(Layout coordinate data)
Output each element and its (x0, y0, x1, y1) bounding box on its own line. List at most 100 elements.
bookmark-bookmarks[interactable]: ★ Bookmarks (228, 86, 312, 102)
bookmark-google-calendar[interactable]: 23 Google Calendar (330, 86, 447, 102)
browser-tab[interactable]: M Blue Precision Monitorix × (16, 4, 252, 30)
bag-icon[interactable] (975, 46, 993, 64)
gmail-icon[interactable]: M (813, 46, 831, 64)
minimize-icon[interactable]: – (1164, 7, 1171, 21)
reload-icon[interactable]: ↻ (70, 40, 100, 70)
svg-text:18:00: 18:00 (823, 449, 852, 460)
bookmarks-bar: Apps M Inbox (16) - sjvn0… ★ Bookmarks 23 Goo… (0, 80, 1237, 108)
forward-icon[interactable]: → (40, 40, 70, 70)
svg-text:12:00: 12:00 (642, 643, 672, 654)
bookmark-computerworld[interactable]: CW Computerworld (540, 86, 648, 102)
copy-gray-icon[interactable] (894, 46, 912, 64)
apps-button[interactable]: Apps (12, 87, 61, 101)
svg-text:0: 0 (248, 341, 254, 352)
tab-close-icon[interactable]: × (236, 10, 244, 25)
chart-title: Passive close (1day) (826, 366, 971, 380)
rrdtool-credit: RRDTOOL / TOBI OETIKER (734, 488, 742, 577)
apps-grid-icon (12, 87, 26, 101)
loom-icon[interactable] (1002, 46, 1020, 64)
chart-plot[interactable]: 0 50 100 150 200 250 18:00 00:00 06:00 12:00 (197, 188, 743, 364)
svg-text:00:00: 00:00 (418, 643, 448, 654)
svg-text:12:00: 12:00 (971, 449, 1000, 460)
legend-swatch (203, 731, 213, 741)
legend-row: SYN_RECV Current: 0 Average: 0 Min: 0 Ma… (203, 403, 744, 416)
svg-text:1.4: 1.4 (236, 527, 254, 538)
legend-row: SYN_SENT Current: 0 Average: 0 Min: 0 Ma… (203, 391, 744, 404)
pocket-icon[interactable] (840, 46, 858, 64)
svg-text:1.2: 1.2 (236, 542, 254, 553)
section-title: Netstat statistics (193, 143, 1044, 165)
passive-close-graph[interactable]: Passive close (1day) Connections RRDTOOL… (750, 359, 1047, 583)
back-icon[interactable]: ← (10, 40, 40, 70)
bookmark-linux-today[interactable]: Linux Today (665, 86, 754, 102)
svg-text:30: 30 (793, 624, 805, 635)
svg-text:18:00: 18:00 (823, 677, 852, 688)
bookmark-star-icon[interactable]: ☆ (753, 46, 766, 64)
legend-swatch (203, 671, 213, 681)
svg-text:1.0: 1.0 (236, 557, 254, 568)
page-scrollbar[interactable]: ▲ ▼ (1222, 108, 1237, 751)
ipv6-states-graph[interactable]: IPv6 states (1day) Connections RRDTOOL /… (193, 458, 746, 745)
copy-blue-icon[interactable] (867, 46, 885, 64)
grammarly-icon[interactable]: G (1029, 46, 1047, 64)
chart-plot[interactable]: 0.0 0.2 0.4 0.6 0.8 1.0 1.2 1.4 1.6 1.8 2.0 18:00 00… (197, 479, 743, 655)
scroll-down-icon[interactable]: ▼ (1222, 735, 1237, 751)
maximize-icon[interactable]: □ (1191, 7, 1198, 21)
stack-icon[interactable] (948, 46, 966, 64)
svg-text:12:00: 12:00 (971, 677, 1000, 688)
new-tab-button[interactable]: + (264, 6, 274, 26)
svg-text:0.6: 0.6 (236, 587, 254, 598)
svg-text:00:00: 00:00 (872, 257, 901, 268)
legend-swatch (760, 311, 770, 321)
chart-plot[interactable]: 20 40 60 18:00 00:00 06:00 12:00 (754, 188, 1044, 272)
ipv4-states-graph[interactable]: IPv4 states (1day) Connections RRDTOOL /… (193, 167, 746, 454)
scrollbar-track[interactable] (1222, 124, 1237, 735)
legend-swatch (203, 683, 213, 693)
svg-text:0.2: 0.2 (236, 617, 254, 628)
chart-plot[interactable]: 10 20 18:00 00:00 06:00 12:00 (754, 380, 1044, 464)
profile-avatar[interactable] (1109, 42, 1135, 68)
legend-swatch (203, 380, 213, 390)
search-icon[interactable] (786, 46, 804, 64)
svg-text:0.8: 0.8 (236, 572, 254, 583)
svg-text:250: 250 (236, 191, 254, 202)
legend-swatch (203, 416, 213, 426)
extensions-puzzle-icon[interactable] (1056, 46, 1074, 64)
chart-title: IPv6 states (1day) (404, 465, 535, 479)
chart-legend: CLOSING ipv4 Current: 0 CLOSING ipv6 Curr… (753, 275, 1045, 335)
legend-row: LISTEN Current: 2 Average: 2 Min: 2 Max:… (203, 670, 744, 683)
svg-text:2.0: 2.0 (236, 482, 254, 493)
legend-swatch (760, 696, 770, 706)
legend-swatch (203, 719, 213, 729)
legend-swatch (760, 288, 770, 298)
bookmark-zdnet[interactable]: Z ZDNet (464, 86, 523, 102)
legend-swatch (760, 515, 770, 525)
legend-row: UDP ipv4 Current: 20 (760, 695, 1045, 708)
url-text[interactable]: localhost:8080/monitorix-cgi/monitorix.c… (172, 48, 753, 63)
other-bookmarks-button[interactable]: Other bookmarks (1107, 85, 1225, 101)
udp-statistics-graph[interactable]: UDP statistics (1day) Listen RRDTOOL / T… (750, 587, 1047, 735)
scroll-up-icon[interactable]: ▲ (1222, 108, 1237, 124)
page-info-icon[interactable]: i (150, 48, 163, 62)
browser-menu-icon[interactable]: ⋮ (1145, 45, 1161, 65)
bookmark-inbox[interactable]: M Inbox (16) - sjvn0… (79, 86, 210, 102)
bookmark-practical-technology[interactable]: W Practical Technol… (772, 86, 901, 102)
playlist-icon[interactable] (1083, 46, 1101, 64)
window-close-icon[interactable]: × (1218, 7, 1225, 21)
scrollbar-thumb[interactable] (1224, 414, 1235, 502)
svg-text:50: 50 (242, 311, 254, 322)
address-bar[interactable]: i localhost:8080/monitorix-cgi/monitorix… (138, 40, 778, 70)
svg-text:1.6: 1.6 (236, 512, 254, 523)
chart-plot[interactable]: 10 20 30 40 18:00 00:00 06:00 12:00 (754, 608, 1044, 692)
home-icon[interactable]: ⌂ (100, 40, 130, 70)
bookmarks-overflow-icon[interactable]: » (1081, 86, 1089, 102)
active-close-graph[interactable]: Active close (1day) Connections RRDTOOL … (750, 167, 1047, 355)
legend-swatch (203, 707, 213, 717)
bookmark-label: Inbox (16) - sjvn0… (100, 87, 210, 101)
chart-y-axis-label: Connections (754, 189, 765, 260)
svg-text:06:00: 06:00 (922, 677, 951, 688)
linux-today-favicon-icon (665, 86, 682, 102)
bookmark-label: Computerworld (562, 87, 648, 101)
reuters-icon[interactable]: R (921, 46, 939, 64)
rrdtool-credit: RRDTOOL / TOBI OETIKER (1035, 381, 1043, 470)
---
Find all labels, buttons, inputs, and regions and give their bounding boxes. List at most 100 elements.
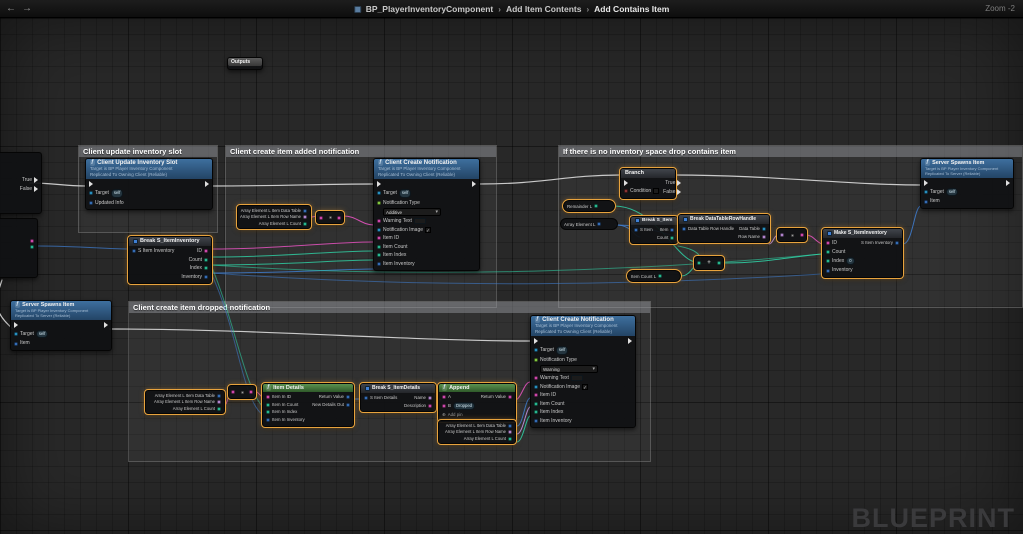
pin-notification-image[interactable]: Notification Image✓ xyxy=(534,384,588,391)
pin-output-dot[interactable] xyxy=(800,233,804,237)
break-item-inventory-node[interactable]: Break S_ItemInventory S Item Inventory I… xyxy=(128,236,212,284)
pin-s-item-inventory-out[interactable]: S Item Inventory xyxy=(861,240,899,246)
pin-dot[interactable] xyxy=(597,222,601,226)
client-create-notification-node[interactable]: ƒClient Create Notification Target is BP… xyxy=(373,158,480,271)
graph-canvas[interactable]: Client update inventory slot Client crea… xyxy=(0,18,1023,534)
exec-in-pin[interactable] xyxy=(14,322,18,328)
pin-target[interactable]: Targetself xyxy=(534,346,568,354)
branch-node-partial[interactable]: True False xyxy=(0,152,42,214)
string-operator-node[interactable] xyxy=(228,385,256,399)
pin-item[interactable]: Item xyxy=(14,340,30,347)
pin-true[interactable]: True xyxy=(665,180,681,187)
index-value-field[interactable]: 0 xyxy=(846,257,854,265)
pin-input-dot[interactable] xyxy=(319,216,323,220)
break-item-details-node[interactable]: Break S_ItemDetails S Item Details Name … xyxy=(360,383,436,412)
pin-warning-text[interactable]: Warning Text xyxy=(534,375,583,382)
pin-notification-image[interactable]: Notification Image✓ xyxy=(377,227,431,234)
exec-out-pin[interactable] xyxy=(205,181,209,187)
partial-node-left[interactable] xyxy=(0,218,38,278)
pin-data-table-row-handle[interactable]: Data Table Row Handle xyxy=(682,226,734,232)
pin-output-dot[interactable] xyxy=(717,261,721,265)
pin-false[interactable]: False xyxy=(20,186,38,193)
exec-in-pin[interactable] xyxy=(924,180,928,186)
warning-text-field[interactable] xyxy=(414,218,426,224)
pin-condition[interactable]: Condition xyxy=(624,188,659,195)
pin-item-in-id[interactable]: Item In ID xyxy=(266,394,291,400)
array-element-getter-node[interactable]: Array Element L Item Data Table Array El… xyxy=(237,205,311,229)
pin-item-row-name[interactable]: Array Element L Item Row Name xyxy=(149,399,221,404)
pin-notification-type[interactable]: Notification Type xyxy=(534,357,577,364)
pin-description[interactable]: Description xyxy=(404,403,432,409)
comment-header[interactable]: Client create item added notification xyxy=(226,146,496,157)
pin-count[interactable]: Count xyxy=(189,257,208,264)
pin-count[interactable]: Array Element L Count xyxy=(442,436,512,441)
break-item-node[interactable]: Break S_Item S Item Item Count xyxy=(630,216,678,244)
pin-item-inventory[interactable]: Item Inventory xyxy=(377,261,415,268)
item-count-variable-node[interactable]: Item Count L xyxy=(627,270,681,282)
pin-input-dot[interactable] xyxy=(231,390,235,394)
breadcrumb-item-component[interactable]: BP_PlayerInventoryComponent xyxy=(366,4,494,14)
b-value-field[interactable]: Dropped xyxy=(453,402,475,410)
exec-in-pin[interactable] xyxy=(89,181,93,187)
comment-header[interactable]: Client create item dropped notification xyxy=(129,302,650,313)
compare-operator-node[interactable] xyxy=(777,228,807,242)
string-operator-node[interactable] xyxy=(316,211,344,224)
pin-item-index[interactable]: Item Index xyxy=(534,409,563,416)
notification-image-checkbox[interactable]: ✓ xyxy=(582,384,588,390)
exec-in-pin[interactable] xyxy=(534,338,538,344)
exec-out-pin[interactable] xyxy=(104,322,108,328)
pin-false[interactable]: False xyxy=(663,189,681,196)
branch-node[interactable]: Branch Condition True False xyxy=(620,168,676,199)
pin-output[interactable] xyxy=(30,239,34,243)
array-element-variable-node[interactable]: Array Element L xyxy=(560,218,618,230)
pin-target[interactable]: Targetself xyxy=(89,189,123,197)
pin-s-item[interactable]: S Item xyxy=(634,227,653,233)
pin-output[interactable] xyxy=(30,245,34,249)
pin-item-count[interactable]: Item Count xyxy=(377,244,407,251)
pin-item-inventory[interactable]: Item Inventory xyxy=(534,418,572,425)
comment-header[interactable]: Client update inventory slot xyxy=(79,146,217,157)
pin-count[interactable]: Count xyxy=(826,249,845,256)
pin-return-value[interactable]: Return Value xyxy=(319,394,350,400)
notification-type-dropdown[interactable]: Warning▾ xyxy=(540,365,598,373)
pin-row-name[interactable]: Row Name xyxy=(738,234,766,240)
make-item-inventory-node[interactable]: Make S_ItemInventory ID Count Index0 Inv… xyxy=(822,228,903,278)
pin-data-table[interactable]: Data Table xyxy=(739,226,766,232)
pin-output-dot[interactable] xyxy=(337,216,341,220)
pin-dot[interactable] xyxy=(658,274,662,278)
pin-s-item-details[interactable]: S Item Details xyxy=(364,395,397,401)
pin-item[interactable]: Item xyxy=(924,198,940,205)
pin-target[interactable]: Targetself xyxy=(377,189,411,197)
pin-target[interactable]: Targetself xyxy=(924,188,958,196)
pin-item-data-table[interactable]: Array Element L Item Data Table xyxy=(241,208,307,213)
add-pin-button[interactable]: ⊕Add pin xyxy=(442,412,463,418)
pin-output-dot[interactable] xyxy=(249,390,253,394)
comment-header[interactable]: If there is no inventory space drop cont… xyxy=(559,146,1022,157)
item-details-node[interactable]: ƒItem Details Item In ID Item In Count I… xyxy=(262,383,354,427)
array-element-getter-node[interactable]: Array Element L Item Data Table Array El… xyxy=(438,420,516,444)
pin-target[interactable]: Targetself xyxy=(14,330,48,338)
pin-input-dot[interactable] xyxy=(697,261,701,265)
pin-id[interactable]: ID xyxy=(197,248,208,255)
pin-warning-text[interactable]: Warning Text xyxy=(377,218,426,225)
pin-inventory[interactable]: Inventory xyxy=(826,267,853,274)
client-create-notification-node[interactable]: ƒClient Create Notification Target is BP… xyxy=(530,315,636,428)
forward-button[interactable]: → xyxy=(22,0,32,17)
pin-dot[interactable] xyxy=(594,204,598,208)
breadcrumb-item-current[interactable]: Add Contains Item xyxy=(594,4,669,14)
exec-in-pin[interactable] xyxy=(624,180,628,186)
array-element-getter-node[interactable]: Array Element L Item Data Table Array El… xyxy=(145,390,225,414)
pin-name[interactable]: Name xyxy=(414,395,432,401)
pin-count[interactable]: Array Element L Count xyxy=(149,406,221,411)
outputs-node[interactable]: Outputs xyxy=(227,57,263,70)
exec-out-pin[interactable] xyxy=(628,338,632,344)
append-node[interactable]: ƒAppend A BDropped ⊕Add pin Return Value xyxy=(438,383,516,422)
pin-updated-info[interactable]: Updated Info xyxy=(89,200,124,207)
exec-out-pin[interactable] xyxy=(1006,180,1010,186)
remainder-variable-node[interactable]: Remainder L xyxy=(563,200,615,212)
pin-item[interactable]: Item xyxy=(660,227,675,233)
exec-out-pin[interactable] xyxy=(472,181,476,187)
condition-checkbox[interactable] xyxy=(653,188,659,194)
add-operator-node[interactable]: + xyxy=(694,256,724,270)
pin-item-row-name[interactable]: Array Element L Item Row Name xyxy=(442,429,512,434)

Task instructions => Show each row above that contains the string "graph", copying every such row in full.

The answer =>
passive-close-graph[interactable]: Passive close (1day) Connections RRDTOOL… (750, 359, 1047, 583)
ipv6-states-graph[interactable]: IPv6 states (1day) Connections RRDTOOL /… (193, 458, 746, 745)
ipv4-states-graph[interactable]: IPv4 states (1day) Connections RRDTOOL /… (193, 167, 746, 454)
udp-statistics-graph[interactable]: UDP statistics (1day) Listen RRDTOOL / T… (750, 587, 1047, 735)
active-close-graph[interactable]: Active close (1day) Connections RRDTOOL … (750, 167, 1047, 355)
graph-canvas[interactable]: Client update inventory slot Client crea… xyxy=(0,18,1023,534)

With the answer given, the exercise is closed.